• [What you should do] Transcribe all of the records word for word, but omit the pictures.

• [Data shown]

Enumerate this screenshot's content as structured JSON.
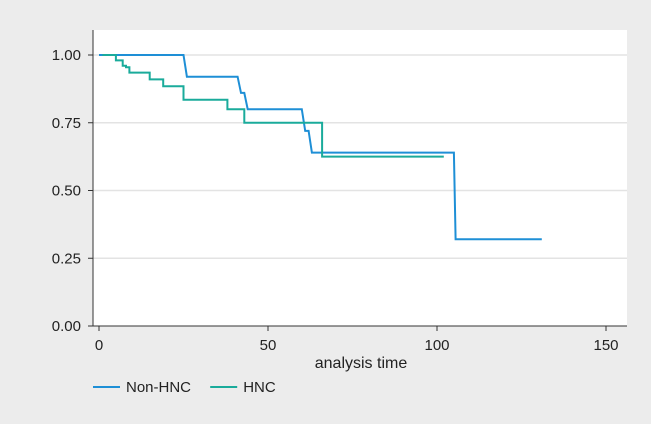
{
  "chart_data": {
    "type": "line",
    "step": true,
    "title": "",
    "xlabel": "analysis time",
    "ylabel": "",
    "xlim": [
      0,
      155
    ],
    "ylim": [
      0,
      1.04
    ],
    "xticks": [
      0,
      50,
      100,
      150
    ],
    "yticks": [
      0.0,
      0.25,
      0.5,
      0.75,
      1.0
    ],
    "ytick_labels": [
      "0.00",
      "0.25",
      "0.50",
      "0.75",
      "1.00"
    ],
    "grid": "horizontal",
    "legend_position": "bottom-left",
    "series": [
      {
        "name": "Non-HNC",
        "color": "#1e8fd6",
        "x": [
          0,
          25,
          25.5,
          26,
          41,
          42,
          43,
          44,
          60,
          61,
          62,
          63,
          105,
          105.5,
          131
        ],
        "y": [
          1.0,
          1.0,
          0.96,
          0.92,
          0.92,
          0.86,
          0.86,
          0.8,
          0.8,
          0.72,
          0.72,
          0.64,
          0.64,
          0.32,
          0.32
        ]
      },
      {
        "name": "HNC",
        "color": "#1aab9b",
        "x": [
          1,
          5,
          5,
          7,
          7,
          8,
          8,
          9,
          9,
          15,
          15,
          19,
          19,
          25,
          25,
          38,
          38,
          43,
          43,
          66,
          66,
          102
        ],
        "y": [
          1.0,
          1.0,
          0.98,
          0.98,
          0.96,
          0.96,
          0.955,
          0.955,
          0.935,
          0.935,
          0.91,
          0.91,
          0.885,
          0.885,
          0.835,
          0.835,
          0.8,
          0.8,
          0.75,
          0.75,
          0.625,
          0.625
        ]
      }
    ]
  }
}
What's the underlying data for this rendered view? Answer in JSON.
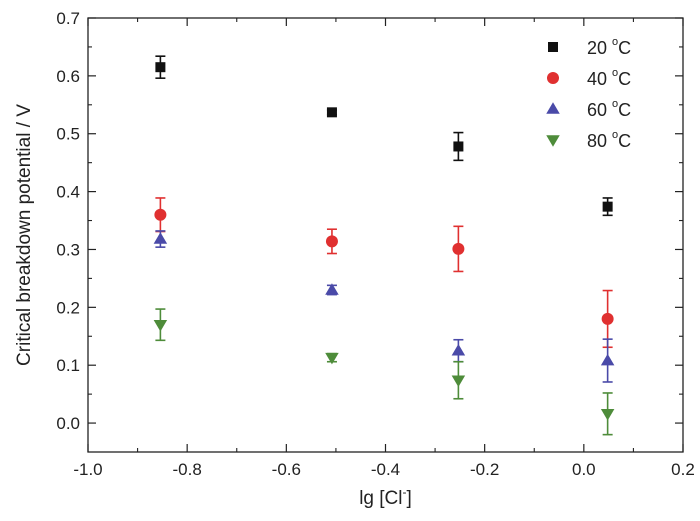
{
  "chart_data": {
    "type": "scatter",
    "title": "",
    "xlabel": "lg [Cl",
    "xlabel_superscript": "-",
    "xlabel_suffix": "]",
    "ylabel": "Critical breakdown potential / V",
    "xlim": [
      -1.0,
      0.2
    ],
    "ylim": [
      -0.05,
      0.7
    ],
    "xticks": [
      -1.0,
      -0.8,
      -0.6,
      -0.4,
      -0.2,
      0.0,
      0.2
    ],
    "xtick_labels": [
      "-1.0",
      "-0.8",
      "-0.6",
      "-0.4",
      "-0.2",
      "0.0",
      "0.2"
    ],
    "yticks": [
      0.0,
      0.1,
      0.2,
      0.3,
      0.4,
      0.5,
      0.6,
      0.7
    ],
    "ytick_labels": [
      "0.0",
      "0.1",
      "0.2",
      "0.3",
      "0.4",
      "0.5",
      "0.6",
      "0.7"
    ],
    "grid": false,
    "legend_position": "top-right",
    "x": [
      -0.854,
      -0.508,
      -0.253,
      0.048
    ],
    "series": [
      {
        "name": "20 °C",
        "label_main": "20 ",
        "label_sup": "o",
        "label_unit": "C",
        "marker": "square",
        "color": "#111111",
        "values": [
          0.615,
          0.537,
          0.478,
          0.374
        ],
        "errors": [
          0.019,
          0.004,
          0.024,
          0.015
        ]
      },
      {
        "name": "40 °C",
        "label_main": "40 ",
        "label_sup": "o",
        "label_unit": "C",
        "marker": "circle",
        "color": "#e03030",
        "values": [
          0.36,
          0.314,
          0.301,
          0.18
        ],
        "errors": [
          0.029,
          0.021,
          0.039,
          0.049
        ]
      },
      {
        "name": "60 °C",
        "label_main": "60 ",
        "label_sup": "o",
        "label_unit": "C",
        "marker": "triangle-up",
        "color": "#4a4aa8",
        "values": [
          0.318,
          0.23,
          0.125,
          0.108
        ],
        "errors": [
          0.014,
          0.008,
          0.019,
          0.037
        ]
      },
      {
        "name": "80 °C",
        "label_main": "80 ",
        "label_sup": "o",
        "label_unit": "C",
        "marker": "triangle-down",
        "color": "#4e8c3a",
        "values": [
          0.17,
          0.113,
          0.074,
          0.016
        ],
        "errors": [
          0.027,
          0.007,
          0.032,
          0.036
        ]
      }
    ]
  }
}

• [Complete output]
Enumerate this screenshot's content as structured JSON.
{
  "chart_data": {
    "type": "line",
    "step": true,
    "title": "",
    "xlabel": "analysis time",
    "ylabel": "",
    "xlim": [
      0,
      155
    ],
    "ylim": [
      0,
      1.04
    ],
    "xticks": [
      0,
      50,
      100,
      150
    ],
    "yticks": [
      0.0,
      0.25,
      0.5,
      0.75,
      1.0
    ],
    "ytick_labels": [
      "0.00",
      "0.25",
      "0.50",
      "0.75",
      "1.00"
    ],
    "grid": "horizontal",
    "legend_position": "bottom-left",
    "series": [
      {
        "name": "Non-HNC",
        "color": "#1e8fd6",
        "x": [
          0,
          25,
          25.5,
          26,
          41,
          42,
          43,
          44,
          60,
          61,
          62,
          63,
          105,
          105.5,
          131
        ],
        "y": [
          1.0,
          1.0,
          0.96,
          0.92,
          0.92,
          0.86,
          0.86,
          0.8,
          0.8,
          0.72,
          0.72,
          0.64,
          0.64,
          0.32,
          0.32
        ]
      },
      {
        "name": "HNC",
        "color": "#1aab9b",
        "x": [
          1,
          5,
          5,
          7,
          7,
          8,
          8,
          9,
          9,
          15,
          15,
          19,
          19,
          25,
          25,
          38,
          38,
          43,
          43,
          66,
          66,
          102
        ],
        "y": [
          1.0,
          1.0,
          0.98,
          0.98,
          0.96,
          0.96,
          0.955,
          0.955,
          0.935,
          0.935,
          0.91,
          0.91,
          0.885,
          0.885,
          0.835,
          0.835,
          0.8,
          0.8,
          0.75,
          0.75,
          0.625,
          0.625
        ]
      }
    ]
  }
}
What's the underlying data for this rendered view? Answer in JSON.
{
  "chart_data": {
    "type": "scatter",
    "title": "",
    "xlabel": "lg [Cl",
    "xlabel_superscript": "-",
    "xlabel_suffix": "]",
    "ylabel": "Critical breakdown potential / V",
    "xlim": [
      -1.0,
      0.2
    ],
    "ylim": [
      -0.05,
      0.7
    ],
    "xticks": [
      -1.0,
      -0.8,
      -0.6,
      -0.4,
      -0.2,
      0.0,
      0.2
    ],
    "xtick_labels": [
      "-1.0",
      "-0.8",
      "-0.6",
      "-0.4",
      "-0.2",
      "0.0",
      "0.2"
    ],
    "yticks": [
      0.0,
      0.1,
      0.2,
      0.3,
      0.4,
      0.5,
      0.6,
      0.7
    ],
    "ytick_labels": [
      "0.0",
      "0.1",
      "0.2",
      "0.3",
      "0.4",
      "0.5",
      "0.6",
      "0.7"
    ],
    "grid": false,
    "legend_position": "top-right",
    "x": [
      -0.854,
      -0.508,
      -0.253,
      0.048
    ],
    "series": [
      {
        "name": "20 °C",
        "label_main": "20 ",
        "label_sup": "o",
        "label_unit": "C",
        "marker": "square",
        "color": "#111111",
        "values": [
          0.615,
          0.537,
          0.478,
          0.374
        ],
        "errors": [
          0.019,
          0.004,
          0.024,
          0.015
        ]
      },
      {
        "name": "40 °C",
        "label_main": "40 ",
        "label_sup": "o",
        "label_unit": "C",
        "marker": "circle",
        "color": "#e03030",
        "values": [
          0.36,
          0.314,
          0.301,
          0.18
        ],
        "errors": [
          0.029,
          0.021,
          0.039,
          0.049
        ]
      },
      {
        "name": "60 °C",
        "label_main": "60 ",
        "label_sup": "o",
        "label_unit": "C",
        "marker": "triangle-up",
        "color": "#4a4aa8",
        "values": [
          0.318,
          0.23,
          0.125,
          0.108
        ],
        "errors": [
          0.014,
          0.008,
          0.019,
          0.037
        ]
      },
      {
        "name": "80 °C",
        "label_main": "80 ",
        "label_sup": "o",
        "label_unit": "C",
        "marker": "triangle-down",
        "color": "#4e8c3a",
        "values": [
          0.17,
          0.113,
          0.074,
          0.016
        ],
        "errors": [
          0.027,
          0.007,
          0.032,
          0.036
        ]
      }
    ]
  }
}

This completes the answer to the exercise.